■ DIRECTIVE
Output the entries below exactly as written, omitting pictures.

(Collected data entries)
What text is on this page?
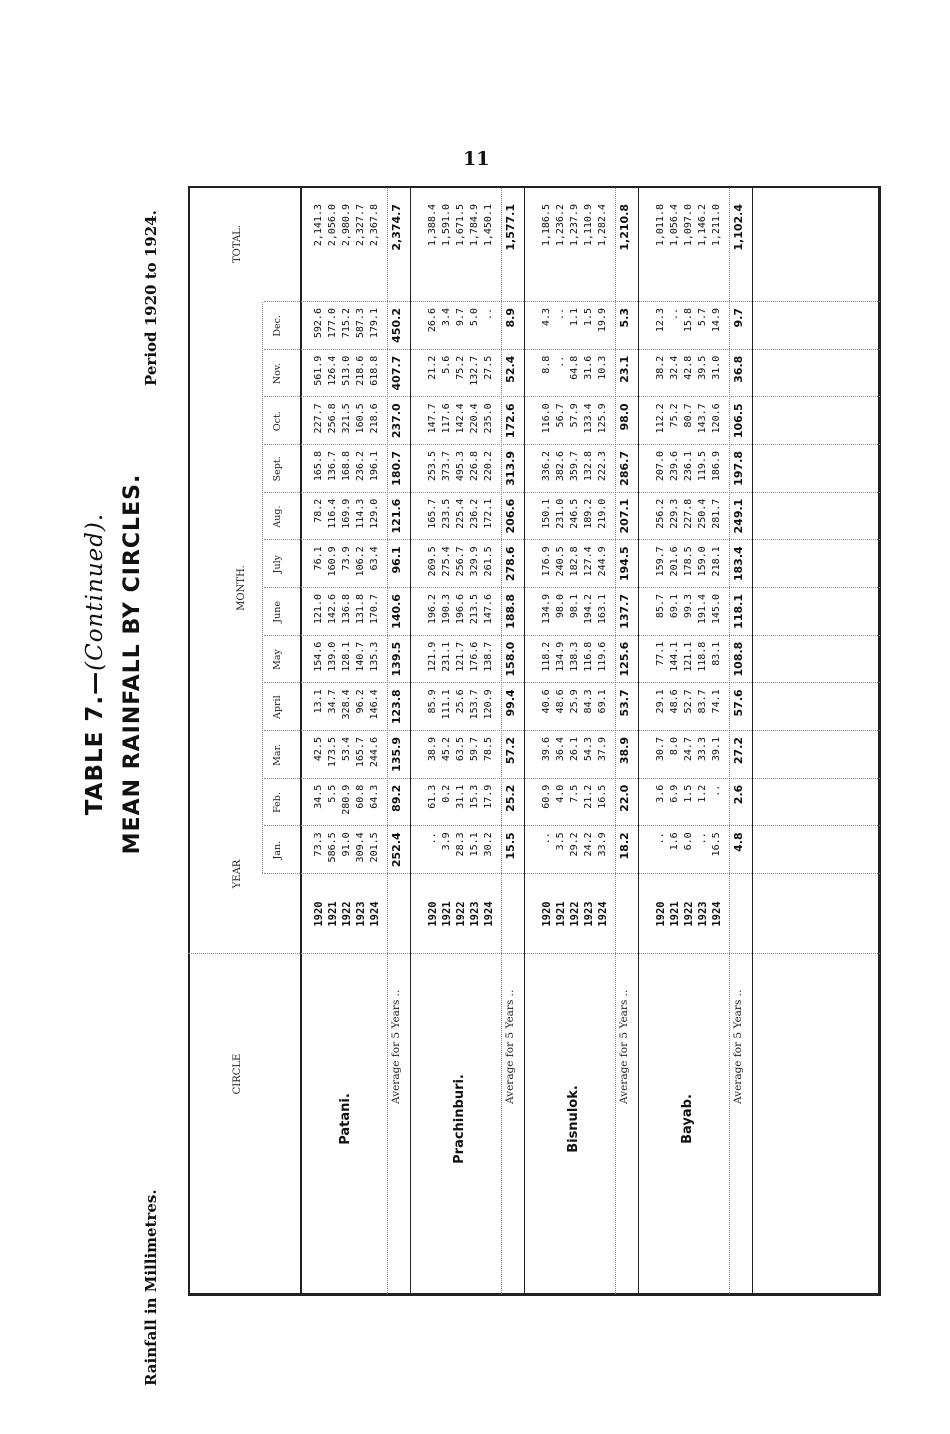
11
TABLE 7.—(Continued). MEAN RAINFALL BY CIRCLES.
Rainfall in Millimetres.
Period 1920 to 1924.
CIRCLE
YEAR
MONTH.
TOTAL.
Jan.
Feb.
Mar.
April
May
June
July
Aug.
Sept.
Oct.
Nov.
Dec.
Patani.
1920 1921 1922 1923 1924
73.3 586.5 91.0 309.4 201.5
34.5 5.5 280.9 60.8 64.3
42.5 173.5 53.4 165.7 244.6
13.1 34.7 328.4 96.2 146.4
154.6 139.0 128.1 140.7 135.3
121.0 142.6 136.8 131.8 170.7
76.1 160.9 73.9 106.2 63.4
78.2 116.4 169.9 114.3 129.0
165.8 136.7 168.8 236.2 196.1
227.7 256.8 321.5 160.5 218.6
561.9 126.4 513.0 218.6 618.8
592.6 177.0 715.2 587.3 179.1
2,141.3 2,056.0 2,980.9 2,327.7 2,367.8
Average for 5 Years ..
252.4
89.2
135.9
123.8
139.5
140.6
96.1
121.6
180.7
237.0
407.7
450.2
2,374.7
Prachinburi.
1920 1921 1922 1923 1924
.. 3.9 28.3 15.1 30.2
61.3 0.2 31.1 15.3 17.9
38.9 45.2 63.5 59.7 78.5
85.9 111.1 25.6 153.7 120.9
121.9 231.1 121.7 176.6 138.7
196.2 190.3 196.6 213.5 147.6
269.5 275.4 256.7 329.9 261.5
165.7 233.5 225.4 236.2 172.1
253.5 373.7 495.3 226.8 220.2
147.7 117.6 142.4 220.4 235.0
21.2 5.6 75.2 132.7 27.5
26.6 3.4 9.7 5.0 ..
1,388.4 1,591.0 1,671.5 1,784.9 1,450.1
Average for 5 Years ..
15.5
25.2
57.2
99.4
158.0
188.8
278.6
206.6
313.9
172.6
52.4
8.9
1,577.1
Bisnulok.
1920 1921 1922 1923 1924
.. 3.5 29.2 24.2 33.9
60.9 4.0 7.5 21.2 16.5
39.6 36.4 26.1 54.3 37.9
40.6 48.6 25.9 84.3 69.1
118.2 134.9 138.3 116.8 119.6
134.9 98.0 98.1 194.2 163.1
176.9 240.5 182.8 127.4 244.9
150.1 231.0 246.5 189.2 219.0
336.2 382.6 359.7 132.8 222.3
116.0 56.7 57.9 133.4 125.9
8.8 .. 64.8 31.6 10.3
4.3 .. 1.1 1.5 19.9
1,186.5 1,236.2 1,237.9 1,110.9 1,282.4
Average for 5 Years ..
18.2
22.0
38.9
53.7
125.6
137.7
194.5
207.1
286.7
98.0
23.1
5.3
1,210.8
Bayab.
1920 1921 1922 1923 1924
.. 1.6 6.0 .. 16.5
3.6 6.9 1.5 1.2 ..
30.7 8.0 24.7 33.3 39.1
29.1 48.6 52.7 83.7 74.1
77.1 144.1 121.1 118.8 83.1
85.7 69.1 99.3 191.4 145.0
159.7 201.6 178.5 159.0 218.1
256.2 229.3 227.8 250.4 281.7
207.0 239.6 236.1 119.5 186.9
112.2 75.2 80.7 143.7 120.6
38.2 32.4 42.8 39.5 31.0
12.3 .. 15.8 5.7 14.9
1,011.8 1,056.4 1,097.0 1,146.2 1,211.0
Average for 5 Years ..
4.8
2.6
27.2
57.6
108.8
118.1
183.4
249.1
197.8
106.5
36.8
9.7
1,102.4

■ EXERCISE SOLUTION
What text is on this page?
11
TABLE 7.—(Continued). MEAN RAINFALL BY CIRCLES.
Rainfall in Millimetres.
Period 1920 to 1924.
CIRCLE
YEAR
MONTH.
TOTAL.
Jan.
Feb.
Mar.
April
May
June
July
Aug.
Sept.
Oct.
Nov.
Dec.
Patani.
1920 1921 1922 1923 1924
73.3 586.5 91.0 309.4 201.5
34.5 5.5 280.9 60.8 64.3
42.5 173.5 53.4 165.7 244.6
13.1 34.7 328.4 96.2 146.4
154.6 139.0 128.1 140.7 135.3
121.0 142.6 136.8 131.8 170.7
76.1 160.9 73.9 106.2 63.4
78.2 116.4 169.9 114.3 129.0
165.8 136.7 168.8 236.2 196.1
227.7 256.8 321.5 160.5 218.6
561.9 126.4 513.0 218.6 618.8
592.6 177.0 715.2 587.3 179.1
2,141.3 2,056.0 2,980.9 2,327.7 2,367.8
Average for 5 Years ..
252.4
89.2
135.9
123.8
139.5
140.6
96.1
121.6
180.7
237.0
407.7
450.2
2,374.7
Prachinburi.
1920 1921 1922 1923 1924
.. 3.9 28.3 15.1 30.2
61.3 0.2 31.1 15.3 17.9
38.9 45.2 63.5 59.7 78.5
85.9 111.1 25.6 153.7 120.9
121.9 231.1 121.7 176.6 138.7
196.2 190.3 196.6 213.5 147.6
269.5 275.4 256.7 329.9 261.5
165.7 233.5 225.4 236.2 172.1
253.5 373.7 495.3 226.8 220.2
147.7 117.6 142.4 220.4 235.0
21.2 5.6 75.2 132.7 27.5
26.6 3.4 9.7 5.0 ..
1,388.4 1,591.0 1,671.5 1,784.9 1,450.1
Average for 5 Years ..
15.5
25.2
57.2
99.4
158.0
188.8
278.6
206.6
313.9
172.6
52.4
8.9
1,577.1
Bisnulok.
1920 1921 1922 1923 1924
.. 3.5 29.2 24.2 33.9
60.9 4.0 7.5 21.2 16.5
39.6 36.4 26.1 54.3 37.9
40.6 48.6 25.9 84.3 69.1
118.2 134.9 138.3 116.8 119.6
134.9 98.0 98.1 194.2 163.1
176.9 240.5 182.8 127.4 244.9
150.1 231.0 246.5 189.2 219.0
336.2 382.6 359.7 132.8 222.3
116.0 56.7 57.9 133.4 125.9
8.8 .. 64.8 31.6 10.3
4.3 .. 1.1 1.5 19.9
1,186.5 1,236.2 1,237.9 1,110.9 1,282.4
Average for 5 Years ..
18.2
22.0
38.9
53.7
125.6
137.7
194.5
207.1
286.7
98.0
23.1
5.3
1,210.8
Bayab.
1920 1921 1922 1923 1924
.. 1.6 6.0 .. 16.5
3.6 6.9 1.5 1.2 ..
30.7 8.0 24.7 33.3 39.1
29.1 48.6 52.7 83.7 74.1
77.1 144.1 121.1 118.8 83.1
85.7 69.1 99.3 191.4 145.0
159.7 201.6 178.5 159.0 218.1
256.2 229.3 227.8 250.4 281.7
207.0 239.6 236.1 119.5 186.9
112.2 75.2 80.7 143.7 120.6
38.2 32.4 42.8 39.5 31.0
12.3 .. 15.8 5.7 14.9
1,011.8 1,056.4 1,097.0 1,146.2 1,211.0
Average for 5 Years ..
4.8
2.6
27.2
57.6
108.8
118.1
183.4
249.1
197.8
106.5
36.8
9.7
1,102.4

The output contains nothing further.